[Start of INFORMATION PROVIDED]

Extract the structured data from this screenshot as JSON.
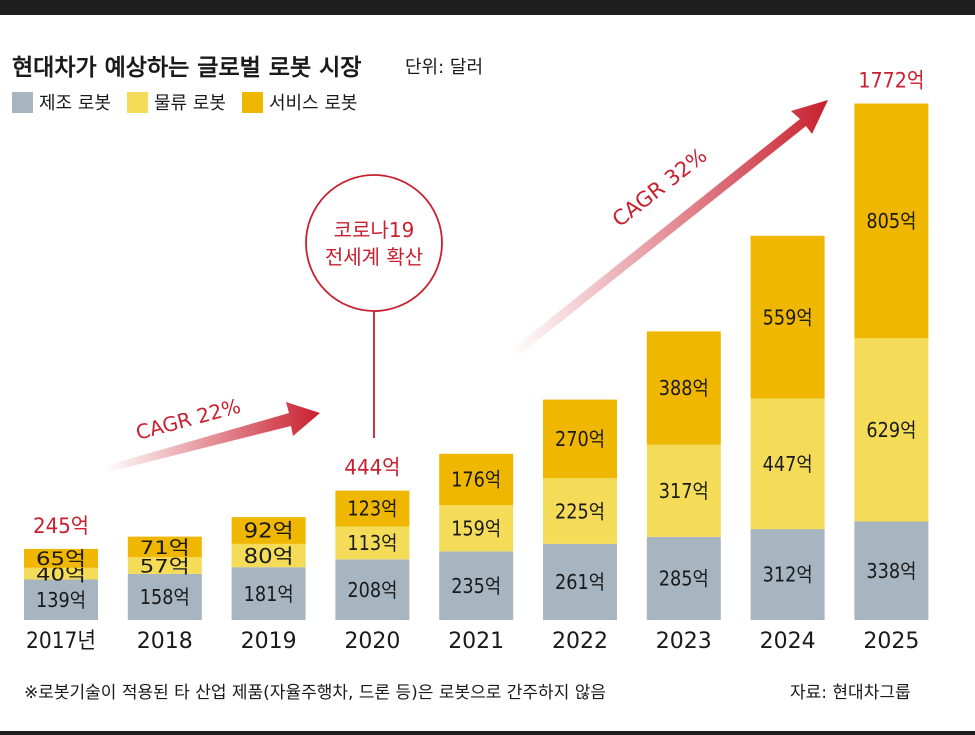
{
  "header": {
    "title": "현대차가 예상하는 글로벌 로봇 시장",
    "unit": "단위: 달러"
  },
  "colors": {
    "manufacturing": "#a6b5bf",
    "logistics": "#f5dc58",
    "service": "#f0b700",
    "accent_red": "#c8202f",
    "text": "#1a1a1a"
  },
  "chart_data": {
    "type": "bar",
    "stacked": true,
    "categories": [
      "2017년",
      "2018",
      "2019",
      "2020",
      "2021",
      "2022",
      "2023",
      "2024",
      "2025"
    ],
    "series": [
      {
        "name": "제조 로봇",
        "values": [
          139,
          158,
          181,
          208,
          235,
          261,
          285,
          312,
          338
        ],
        "labels": [
          "139억",
          "158억",
          "181억",
          "208억",
          "235억",
          "261억",
          "285억",
          "312억",
          "338억"
        ]
      },
      {
        "name": "물류 로봇",
        "values": [
          40,
          57,
          80,
          113,
          159,
          225,
          317,
          447,
          629
        ],
        "labels": [
          "40억",
          "57억",
          "80억",
          "113억",
          "159억",
          "225억",
          "317억",
          "447억",
          "629억"
        ]
      },
      {
        "name": "서비스 로봇",
        "values": [
          65,
          71,
          92,
          123,
          176,
          270,
          388,
          559,
          805
        ],
        "labels": [
          "65억",
          "71억",
          "92억",
          "123억",
          "176억",
          "270억",
          "388억",
          "559억",
          "805억"
        ]
      }
    ],
    "totals": {
      "2017년": "245억",
      "2020": "444억",
      "2025": "1772억"
    },
    "unit": "억 달러",
    "annotations": {
      "cagr_1": "CAGR 22%",
      "cagr_2": "CAGR 32%",
      "covid_line1": "코로나19",
      "covid_line2": "전세계 확산"
    },
    "legend_position": "top-left",
    "grid": false
  },
  "footer": {
    "note": "※로봇기술이 적용된 타 산업 제품(자율주행차, 드론 등)은 로봇으로 간주하지 않음",
    "source": "자료: 현대차그룹"
  }
}
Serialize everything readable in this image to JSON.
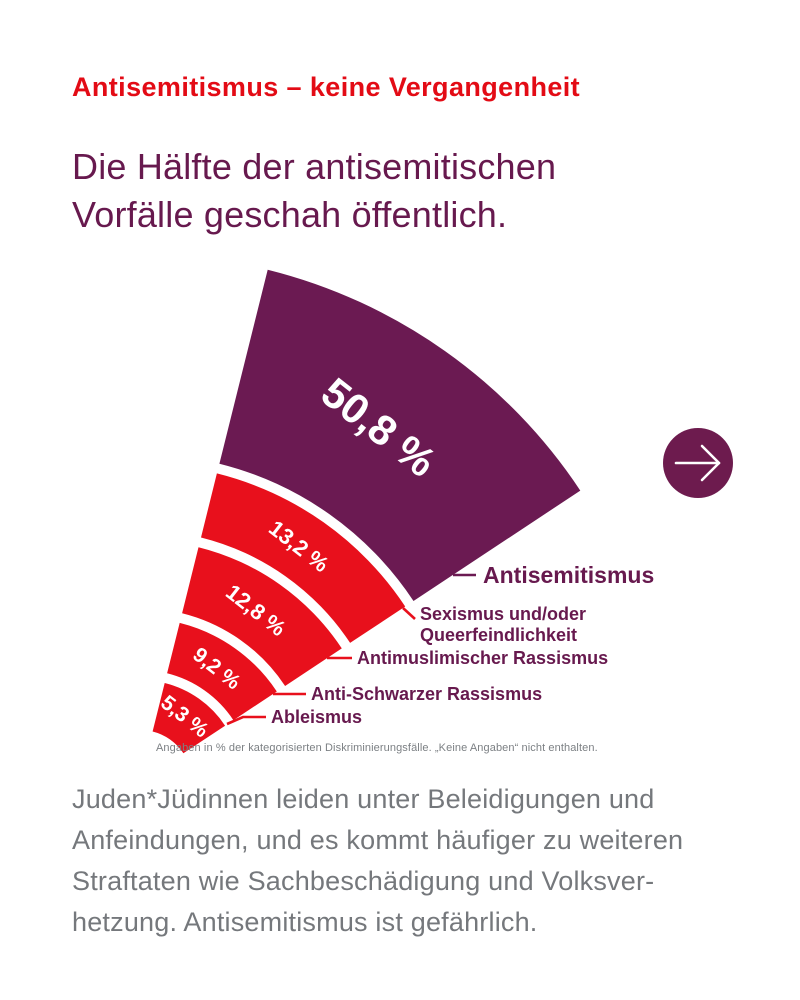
{
  "page": {
    "kicker": "Antisemitismus – keine Vergangenheit",
    "title_line1": "Die Hälfte der antisemitischen",
    "title_line2": "Vorfälle geschah öffentlich.",
    "footnote": "Angaben in % der kategorisierten Diskriminierungsfälle. „Keine Angaben“ nicht enthalten.",
    "body_lines": {
      "line1": "Juden*Jüdinnen leiden unter Beleidigungen und",
      "line2": "Anfeindungen, und es kommt häufiger zu weiteren",
      "line3": "Straftaten wie Sachbeschädigung und Volksver-",
      "line4": "hetzung. Antisemitismus ist gefährlich."
    },
    "colors": {
      "accent_red": "#e8101c",
      "brand_purple": "#6b1a52",
      "label_purple": "#67194e",
      "body_gray": "#75787c",
      "footnote_gray": "#7c8084"
    },
    "arrow_button": {
      "icon": "arrow-right-icon"
    }
  },
  "chart_data": {
    "type": "fan",
    "description": "Stacked radial fan chart opening to the upper right; band thickness represents share of categorized discrimination cases",
    "unit": "%",
    "legend_position": "right, via leader lines",
    "segments": [
      {
        "label": "Antisemitismus",
        "label_lines": [
          "Antisemitismus"
        ],
        "value": 50.8,
        "value_label": "50,8 %",
        "color": "#6b1a52"
      },
      {
        "label": "Sexismus und/oder Queerfeindlichkeit",
        "label_lines": [
          "Sexismus und/oder",
          "Queerfeindlichkeit"
        ],
        "value": 13.2,
        "value_label": "13,2 %",
        "color": "#e8101c"
      },
      {
        "label": "Antimuslimischer Rassismus",
        "label_lines": [
          "Antimuslimischer Rassismus"
        ],
        "value": 12.8,
        "value_label": "12,8 %",
        "color": "#e8101c"
      },
      {
        "label": "Anti-Schwarzer Rassismus",
        "label_lines": [
          "Anti-Schwarzer Rassismus"
        ],
        "value": 9.2,
        "value_label": "9,2 %",
        "color": "#e8101c"
      },
      {
        "label": "Ableismus",
        "label_lines": [
          "Ableismus"
        ],
        "value": 5.3,
        "value_label": "5,3 %",
        "color": "#e8101c"
      }
    ],
    "note": "Angaben in % der kategorisierten Diskriminierungsfälle. „Keine Angaben“ nicht enthalten."
  }
}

[End of INFORMATION PROVIDED]

* PROBLEM DESCRIPTION: Write out each line of the data exactly; the images should be left out.

* TASK ANSWER:
Extract the structured data from this screenshot as JSON.
{
  "header": {
    "title": "현대차가 예상하는 글로벌 로봇 시장",
    "unit": "단위: 달러"
  },
  "colors": {
    "manufacturing": "#a6b5bf",
    "logistics": "#f5dc58",
    "service": "#f0b700",
    "accent_red": "#c8202f",
    "text": "#1a1a1a"
  },
  "chart_data": {
    "type": "bar",
    "stacked": true,
    "categories": [
      "2017년",
      "2018",
      "2019",
      "2020",
      "2021",
      "2022",
      "2023",
      "2024",
      "2025"
    ],
    "series": [
      {
        "name": "제조 로봇",
        "values": [
          139,
          158,
          181,
          208,
          235,
          261,
          285,
          312,
          338
        ],
        "labels": [
          "139억",
          "158억",
          "181억",
          "208억",
          "235억",
          "261억",
          "285억",
          "312억",
          "338억"
        ]
      },
      {
        "name": "물류 로봇",
        "values": [
          40,
          57,
          80,
          113,
          159,
          225,
          317,
          447,
          629
        ],
        "labels": [
          "40억",
          "57억",
          "80억",
          "113억",
          "159억",
          "225억",
          "317억",
          "447억",
          "629억"
        ]
      },
      {
        "name": "서비스 로봇",
        "values": [
          65,
          71,
          92,
          123,
          176,
          270,
          388,
          559,
          805
        ],
        "labels": [
          "65억",
          "71억",
          "92억",
          "123억",
          "176억",
          "270억",
          "388억",
          "559억",
          "805억"
        ]
      }
    ],
    "totals": {
      "2017년": "245억",
      "2020": "444억",
      "2025": "1772억"
    },
    "unit": "억 달러",
    "annotations": {
      "cagr_1": "CAGR 22%",
      "cagr_2": "CAGR 32%",
      "covid_line1": "코로나19",
      "covid_line2": "전세계 확산"
    },
    "legend_position": "top-left",
    "grid": false
  },
  "footer": {
    "note": "※로봇기술이 적용된 타 산업 제품(자율주행차, 드론 등)은 로봇으로 간주하지 않음",
    "source": "자료: 현대차그룹"
  }
}
Serialize everything readable in this image to JSON.
{
  "page": {
    "kicker": "Antisemitismus – keine Vergangenheit",
    "title_line1": "Die Hälfte der antisemitischen",
    "title_line2": "Vorfälle geschah öffentlich.",
    "footnote": "Angaben in % der kategorisierten Diskriminierungsfälle. „Keine Angaben“ nicht enthalten.",
    "body_lines": {
      "line1": "Juden*Jüdinnen leiden unter Beleidigungen und",
      "line2": "Anfeindungen, und es kommt häufiger zu weiteren",
      "line3": "Straftaten wie Sachbeschädigung und Volksver-",
      "line4": "hetzung. Antisemitismus ist gefährlich."
    },
    "colors": {
      "accent_red": "#e8101c",
      "brand_purple": "#6b1a52",
      "label_purple": "#67194e",
      "body_gray": "#75787c",
      "footnote_gray": "#7c8084"
    },
    "arrow_button": {
      "icon": "arrow-right-icon"
    }
  },
  "chart_data": {
    "type": "fan",
    "description": "Stacked radial fan chart opening to the upper right; band thickness represents share of categorized discrimination cases",
    "unit": "%",
    "legend_position": "right, via leader lines",
    "segments": [
      {
        "label": "Antisemitismus",
        "label_lines": [
          "Antisemitismus"
        ],
        "value": 50.8,
        "value_label": "50,8 %",
        "color": "#6b1a52"
      },
      {
        "label": "Sexismus und/oder Queerfeindlichkeit",
        "label_lines": [
          "Sexismus und/oder",
          "Queerfeindlichkeit"
        ],
        "value": 13.2,
        "value_label": "13,2 %",
        "color": "#e8101c"
      },
      {
        "label": "Antimuslimischer Rassismus",
        "label_lines": [
          "Antimuslimischer Rassismus"
        ],
        "value": 12.8,
        "value_label": "12,8 %",
        "color": "#e8101c"
      },
      {
        "label": "Anti-Schwarzer Rassismus",
        "label_lines": [
          "Anti-Schwarzer Rassismus"
        ],
        "value": 9.2,
        "value_label": "9,2 %",
        "color": "#e8101c"
      },
      {
        "label": "Ableismus",
        "label_lines": [
          "Ableismus"
        ],
        "value": 5.3,
        "value_label": "5,3 %",
        "color": "#e8101c"
      }
    ],
    "note": "Angaben in % der kategorisierten Diskriminierungsfälle. „Keine Angaben“ nicht enthalten."
  }
}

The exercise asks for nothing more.